--- Start of MATERIAL TO PROCESS ---
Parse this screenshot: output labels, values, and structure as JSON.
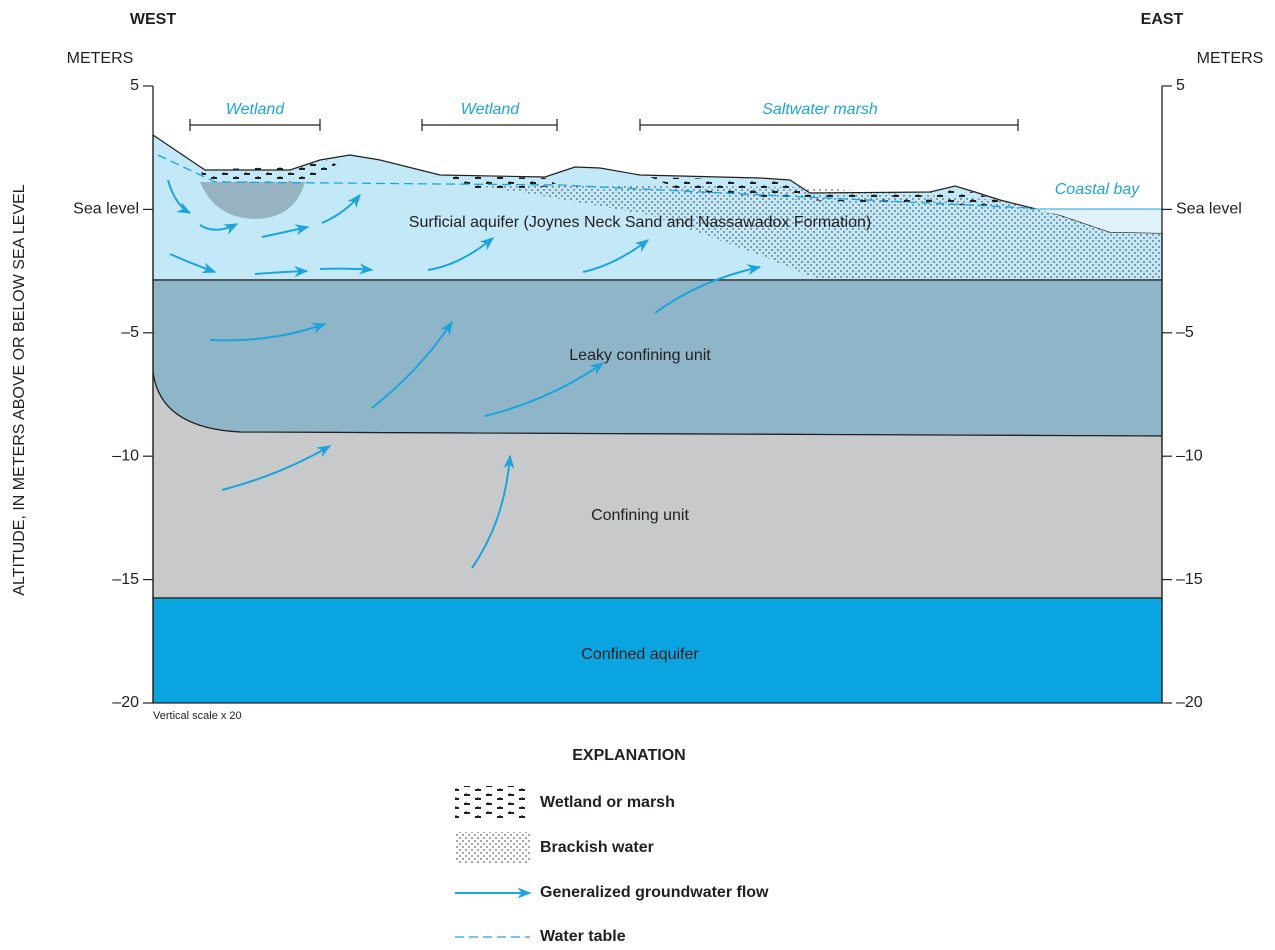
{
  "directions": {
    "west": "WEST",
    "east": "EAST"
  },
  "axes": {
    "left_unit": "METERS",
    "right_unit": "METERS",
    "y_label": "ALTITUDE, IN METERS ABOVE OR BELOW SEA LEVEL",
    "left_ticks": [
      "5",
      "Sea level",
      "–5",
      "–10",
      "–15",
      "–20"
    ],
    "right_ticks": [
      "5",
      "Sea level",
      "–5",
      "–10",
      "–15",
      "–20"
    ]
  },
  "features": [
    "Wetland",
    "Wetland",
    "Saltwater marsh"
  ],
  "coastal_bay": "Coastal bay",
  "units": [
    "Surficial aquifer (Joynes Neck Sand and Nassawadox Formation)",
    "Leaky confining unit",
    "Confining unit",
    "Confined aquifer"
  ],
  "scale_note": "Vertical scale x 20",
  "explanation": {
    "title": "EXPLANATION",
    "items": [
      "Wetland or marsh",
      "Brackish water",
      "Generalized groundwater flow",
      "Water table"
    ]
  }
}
--- End of MATERIAL TO PROCESS ---
*WHAT IS REQUIRED*:
Copy all of the entries verbatim, leaving out any pictures they contain.

*TASK OUTPUT*:
Parse this screenshot: output labels, values, and structure as JSON.
{
  "directions": {
    "west": "WEST",
    "east": "EAST"
  },
  "axes": {
    "left_unit": "METERS",
    "right_unit": "METERS",
    "y_label": "ALTITUDE, IN METERS ABOVE OR BELOW SEA LEVEL",
    "left_ticks": [
      "5",
      "Sea level",
      "–5",
      "–10",
      "–15",
      "–20"
    ],
    "right_ticks": [
      "5",
      "Sea level",
      "–5",
      "–10",
      "–15",
      "–20"
    ]
  },
  "features": [
    "Wetland",
    "Wetland",
    "Saltwater marsh"
  ],
  "coastal_bay": "Coastal bay",
  "units": [
    "Surficial aquifer (Joynes Neck Sand and Nassawadox Formation)",
    "Leaky confining unit",
    "Confining unit",
    "Confined aquifer"
  ],
  "scale_note": "Vertical scale x 20",
  "explanation": {
    "title": "EXPLANATION",
    "items": [
      "Wetland or marsh",
      "Brackish water",
      "Generalized groundwater flow",
      "Water table"
    ]
  }
}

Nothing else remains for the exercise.